WHAT TO WORK ON: Restate all the material verbatim, except for the pictures.

Stored data
▼
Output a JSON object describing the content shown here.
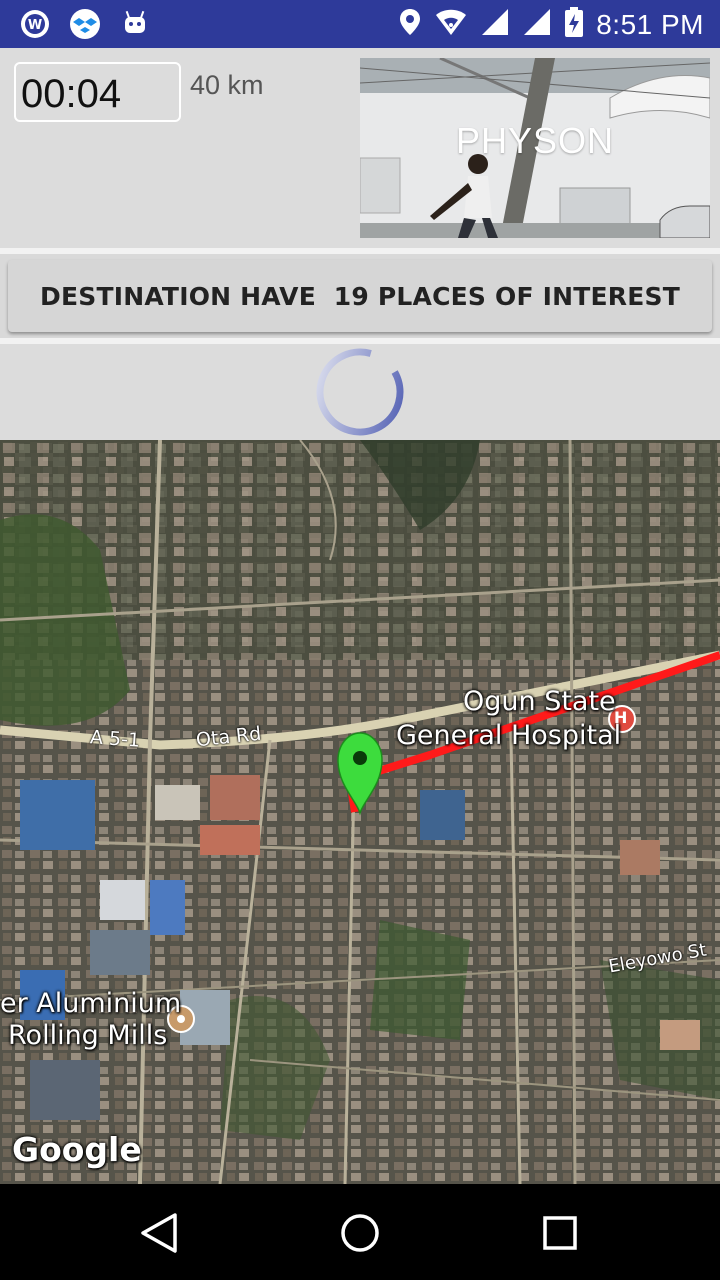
{
  "status_bar": {
    "time": "8:51 PM",
    "left_icons": [
      "whatsapp-icon",
      "dropbox-icon",
      "android-icon"
    ],
    "right_icons": [
      "location-icon",
      "wifi-icon",
      "signal-icon",
      "signal-icon",
      "battery-charging-icon"
    ]
  },
  "top_panel": {
    "timer": "00:04",
    "distance": "40 km",
    "photo_label": "PHYSON"
  },
  "destination_button": {
    "label": "DESTINATION HAVE  19 PLACES OF INTEREST"
  },
  "map": {
    "hospital_label_line1": "Ogun State",
    "hospital_label_line2": "General Hospital",
    "hospital_badge": "H",
    "road_a51": "A 5-1",
    "road_ota": "Ota Rd",
    "road_eleyowo": "Eleyowo St",
    "aluminium_line1": "er Aluminium",
    "aluminium_line2": "Rolling Mills",
    "google_logo": "Google",
    "route_color": "#ff1a1a",
    "marker_color": "#3ddc3d"
  },
  "nav_bar": {
    "buttons": [
      "back-icon",
      "home-icon",
      "recents-icon"
    ]
  }
}
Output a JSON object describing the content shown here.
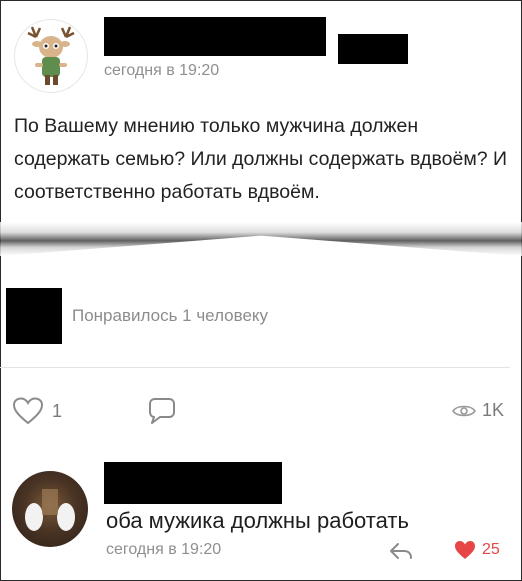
▲
THE ANSWER:
Output a JSON object describing the content shown here.
{
  "status_bar": {
    "time": "8:51 PM",
    "left_icons": [
      "whatsapp-icon",
      "dropbox-icon",
      "android-icon"
    ],
    "right_icons": [
      "location-icon",
      "wifi-icon",
      "signal-icon",
      "signal-icon",
      "battery-charging-icon"
    ]
  },
  "top_panel": {
    "timer": "00:04",
    "distance": "40 km",
    "photo_label": "PHYSON"
  },
  "destination_button": {
    "label": "DESTINATION HAVE  19 PLACES OF INTEREST"
  },
  "map": {
    "hospital_label_line1": "Ogun State",
    "hospital_label_line2": "General Hospital",
    "hospital_badge": "H",
    "road_a51": "A 5-1",
    "road_ota": "Ota Rd",
    "road_eleyowo": "Eleyowo St",
    "aluminium_line1": "er Aluminium",
    "aluminium_line2": "Rolling Mills",
    "google_logo": "Google",
    "route_color": "#ff1a1a",
    "marker_color": "#3ddc3d"
  },
  "nav_bar": {
    "buttons": [
      "back-icon",
      "home-icon",
      "recents-icon"
    ]
  }
}
Output a JSON object describing the content shown here.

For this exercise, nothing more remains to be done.